- _Brief_
In the forum thread on straightening copper pipes, how is the pipe pulled straight after it is roughly straightened?

# Straightening small Copper pipes.



## Tony Bird (Nov 25, 2013)

Hi,

I hope this is found interesting. Following is how I straighten small diameter copper pipes.

First anneal.





Then roughly straighten.





Put one end in a vice and pull the other end with a pair of pliers.





End result.






Regards Tony.


----------



## stevehuckss396 (Nov 25, 2013)

I do that with wire at work all the time. Not sure I would have tried it on tubing. Good thinking.


----------



## Tony Bird (Nov 26, 2013)

Hi Steve,

*I do that with wire at work all the time. Not sure I would have tried it on tubing. Good thinking. *

When I was gainfully employed we used to hand draw wire annealing about every third pull and it was years before I thought of straightening pipes the same way. But like wire it works better with longer rather than shorter lengths.

Regards Tony.


----------



## gus (Nov 26, 2013)

Galvanised steel wire comes in coils. Manual uncoiled them and straightening them hammering on a flat surface was slow and results never good. 
Watched my next door uncles straightening 1/8 G.I. Steel Wire in the 1950s. With one end clamped in a vise and the other end pulled and clamped in hand drill chuck . After about a hundred rounds wire was straightened. Results very good and that is if you can accept wire twisted straight.
Gus had a team making wire net belt guards for air compressors. We use Taiwanese wire straightening/uncoiling machines. Very straight and cut to exact length by fly cutter. Just in 5 minutes we had a couple of hundred wires done.


----------

- _Given information_
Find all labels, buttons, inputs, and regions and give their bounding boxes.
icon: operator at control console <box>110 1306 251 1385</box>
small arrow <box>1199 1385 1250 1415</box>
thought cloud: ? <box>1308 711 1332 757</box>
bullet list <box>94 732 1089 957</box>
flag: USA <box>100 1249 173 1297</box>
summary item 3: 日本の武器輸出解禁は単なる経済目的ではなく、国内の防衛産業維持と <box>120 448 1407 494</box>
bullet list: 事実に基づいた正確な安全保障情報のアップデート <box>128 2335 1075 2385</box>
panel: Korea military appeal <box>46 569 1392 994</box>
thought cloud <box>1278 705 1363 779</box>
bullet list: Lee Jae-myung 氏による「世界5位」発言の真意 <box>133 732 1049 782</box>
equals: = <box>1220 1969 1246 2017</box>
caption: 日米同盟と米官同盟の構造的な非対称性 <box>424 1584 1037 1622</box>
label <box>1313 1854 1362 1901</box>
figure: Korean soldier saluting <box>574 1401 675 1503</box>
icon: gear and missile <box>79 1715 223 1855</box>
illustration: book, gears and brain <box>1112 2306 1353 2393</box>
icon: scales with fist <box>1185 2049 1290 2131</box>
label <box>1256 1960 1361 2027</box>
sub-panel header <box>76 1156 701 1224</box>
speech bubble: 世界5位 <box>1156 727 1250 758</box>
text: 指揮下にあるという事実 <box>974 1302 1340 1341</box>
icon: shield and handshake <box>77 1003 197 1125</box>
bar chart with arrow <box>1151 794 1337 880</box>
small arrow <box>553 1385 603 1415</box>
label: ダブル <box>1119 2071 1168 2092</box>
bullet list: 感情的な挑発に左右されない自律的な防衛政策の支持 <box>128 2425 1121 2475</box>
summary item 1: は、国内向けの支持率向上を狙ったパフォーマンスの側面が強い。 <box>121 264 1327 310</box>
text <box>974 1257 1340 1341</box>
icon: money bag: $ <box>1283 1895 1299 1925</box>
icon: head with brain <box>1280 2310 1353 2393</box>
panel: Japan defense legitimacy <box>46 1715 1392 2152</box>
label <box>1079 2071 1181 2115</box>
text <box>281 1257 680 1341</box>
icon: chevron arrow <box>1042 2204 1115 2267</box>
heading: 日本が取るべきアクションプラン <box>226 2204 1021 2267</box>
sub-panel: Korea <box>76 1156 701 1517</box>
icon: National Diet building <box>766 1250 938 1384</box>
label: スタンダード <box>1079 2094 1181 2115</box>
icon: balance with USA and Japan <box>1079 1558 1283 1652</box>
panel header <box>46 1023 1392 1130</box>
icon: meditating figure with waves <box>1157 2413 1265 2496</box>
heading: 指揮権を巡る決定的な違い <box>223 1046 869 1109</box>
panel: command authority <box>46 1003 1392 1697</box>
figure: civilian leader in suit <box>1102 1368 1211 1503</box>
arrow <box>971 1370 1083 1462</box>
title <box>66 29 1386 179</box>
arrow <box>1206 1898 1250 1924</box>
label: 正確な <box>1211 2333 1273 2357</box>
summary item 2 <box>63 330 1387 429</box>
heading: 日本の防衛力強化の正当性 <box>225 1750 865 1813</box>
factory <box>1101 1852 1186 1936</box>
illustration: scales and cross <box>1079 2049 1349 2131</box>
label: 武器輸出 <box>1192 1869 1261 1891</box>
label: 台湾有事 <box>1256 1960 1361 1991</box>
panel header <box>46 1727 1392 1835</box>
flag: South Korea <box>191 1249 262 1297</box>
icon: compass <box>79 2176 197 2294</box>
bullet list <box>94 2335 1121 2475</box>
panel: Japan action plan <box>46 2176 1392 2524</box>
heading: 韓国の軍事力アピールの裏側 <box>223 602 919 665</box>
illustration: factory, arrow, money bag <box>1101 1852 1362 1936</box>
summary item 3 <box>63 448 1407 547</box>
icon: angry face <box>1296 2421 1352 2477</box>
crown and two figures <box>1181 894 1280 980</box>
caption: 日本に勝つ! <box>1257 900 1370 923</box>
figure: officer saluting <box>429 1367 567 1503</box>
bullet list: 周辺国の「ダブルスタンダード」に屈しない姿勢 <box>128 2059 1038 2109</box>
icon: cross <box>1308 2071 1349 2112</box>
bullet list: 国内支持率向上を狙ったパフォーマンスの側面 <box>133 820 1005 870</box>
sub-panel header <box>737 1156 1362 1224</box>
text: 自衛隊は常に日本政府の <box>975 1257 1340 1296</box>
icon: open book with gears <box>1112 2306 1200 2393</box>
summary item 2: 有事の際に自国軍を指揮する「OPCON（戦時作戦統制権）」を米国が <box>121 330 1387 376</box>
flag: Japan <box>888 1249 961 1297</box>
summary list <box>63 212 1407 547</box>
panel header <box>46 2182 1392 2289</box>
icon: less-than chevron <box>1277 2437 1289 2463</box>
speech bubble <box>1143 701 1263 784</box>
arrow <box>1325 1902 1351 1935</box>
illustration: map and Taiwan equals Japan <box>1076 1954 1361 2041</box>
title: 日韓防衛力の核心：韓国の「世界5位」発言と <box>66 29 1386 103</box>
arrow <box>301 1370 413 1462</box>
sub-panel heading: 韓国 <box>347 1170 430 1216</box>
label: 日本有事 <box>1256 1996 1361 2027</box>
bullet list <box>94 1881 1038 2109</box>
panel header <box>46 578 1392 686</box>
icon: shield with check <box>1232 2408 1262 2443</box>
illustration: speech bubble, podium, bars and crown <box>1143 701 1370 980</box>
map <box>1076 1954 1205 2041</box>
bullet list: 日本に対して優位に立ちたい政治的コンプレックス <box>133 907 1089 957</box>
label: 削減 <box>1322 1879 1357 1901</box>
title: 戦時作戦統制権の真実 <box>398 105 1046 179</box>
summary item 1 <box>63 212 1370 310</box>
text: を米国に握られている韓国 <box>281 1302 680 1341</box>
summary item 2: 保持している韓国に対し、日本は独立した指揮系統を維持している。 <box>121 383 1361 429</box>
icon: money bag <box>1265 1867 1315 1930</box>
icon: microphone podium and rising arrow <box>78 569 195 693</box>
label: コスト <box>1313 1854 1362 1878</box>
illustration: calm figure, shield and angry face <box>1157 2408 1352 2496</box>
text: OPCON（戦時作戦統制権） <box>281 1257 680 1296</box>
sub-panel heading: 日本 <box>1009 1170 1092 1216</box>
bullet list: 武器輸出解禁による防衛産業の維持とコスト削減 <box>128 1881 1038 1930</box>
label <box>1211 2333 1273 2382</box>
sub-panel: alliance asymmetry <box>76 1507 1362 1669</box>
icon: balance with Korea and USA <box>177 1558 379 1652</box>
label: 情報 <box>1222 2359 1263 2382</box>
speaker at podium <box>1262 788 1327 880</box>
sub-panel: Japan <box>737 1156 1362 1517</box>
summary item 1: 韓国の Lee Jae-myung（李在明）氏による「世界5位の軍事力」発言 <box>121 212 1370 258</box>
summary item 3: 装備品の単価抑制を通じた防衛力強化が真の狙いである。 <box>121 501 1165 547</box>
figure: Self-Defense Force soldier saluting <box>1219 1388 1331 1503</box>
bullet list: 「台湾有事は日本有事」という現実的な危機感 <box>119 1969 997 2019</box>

- _Result_
One end goes in a vice and the other end is pulled with a pair of pliers.